--- start Data section ---
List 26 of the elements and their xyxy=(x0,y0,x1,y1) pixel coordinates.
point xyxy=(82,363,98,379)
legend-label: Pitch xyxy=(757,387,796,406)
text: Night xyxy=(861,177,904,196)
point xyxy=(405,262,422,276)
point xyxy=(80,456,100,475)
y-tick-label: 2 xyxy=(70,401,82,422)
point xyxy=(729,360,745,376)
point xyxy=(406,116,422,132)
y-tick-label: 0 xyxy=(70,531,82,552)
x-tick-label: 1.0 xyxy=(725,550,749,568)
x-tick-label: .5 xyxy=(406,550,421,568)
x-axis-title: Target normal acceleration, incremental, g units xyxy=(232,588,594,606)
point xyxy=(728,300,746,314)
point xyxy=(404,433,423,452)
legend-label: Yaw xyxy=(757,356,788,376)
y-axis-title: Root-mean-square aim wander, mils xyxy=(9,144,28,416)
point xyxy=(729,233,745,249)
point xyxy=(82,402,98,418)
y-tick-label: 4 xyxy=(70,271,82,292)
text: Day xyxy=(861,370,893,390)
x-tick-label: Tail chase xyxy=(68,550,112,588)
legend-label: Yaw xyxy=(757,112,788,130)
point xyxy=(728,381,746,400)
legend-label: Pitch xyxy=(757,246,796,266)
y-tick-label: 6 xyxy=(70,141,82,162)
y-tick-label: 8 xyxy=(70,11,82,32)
--- end Data section ---
Can you write out every line of the entry above, word for word and in the same order?

**Complete output:**
List 26 of the elements and their xyxy=(x0,y0,x1,y1) pixel coordinates.
point xyxy=(82,363,98,379)
legend-label: Pitch xyxy=(757,387,796,406)
text: Night xyxy=(861,177,904,196)
point xyxy=(405,262,422,276)
point xyxy=(80,456,100,475)
y-tick-label: 2 xyxy=(70,401,82,422)
point xyxy=(729,360,745,376)
point xyxy=(406,116,422,132)
y-tick-label: 0 xyxy=(70,531,82,552)
x-tick-label: 1.0 xyxy=(725,550,749,568)
x-tick-label: .5 xyxy=(406,550,421,568)
x-axis-title: Target normal acceleration, incremental, g units xyxy=(232,588,594,606)
point xyxy=(728,300,746,314)
point xyxy=(404,433,423,452)
legend-label: Yaw xyxy=(757,356,788,376)
y-axis-title: Root-mean-square aim wander, mils xyxy=(9,144,28,416)
point xyxy=(729,233,745,249)
point xyxy=(82,402,98,418)
y-tick-label: 4 xyxy=(70,271,82,292)
text: Day xyxy=(861,370,893,390)
x-tick-label: Tail chase xyxy=(68,550,112,588)
legend-label: Yaw xyxy=(757,112,788,130)
point xyxy=(728,381,746,400)
legend-label: Pitch xyxy=(757,246,796,266)
y-tick-label: 6 xyxy=(70,141,82,162)
y-tick-label: 8 xyxy=(70,11,82,32)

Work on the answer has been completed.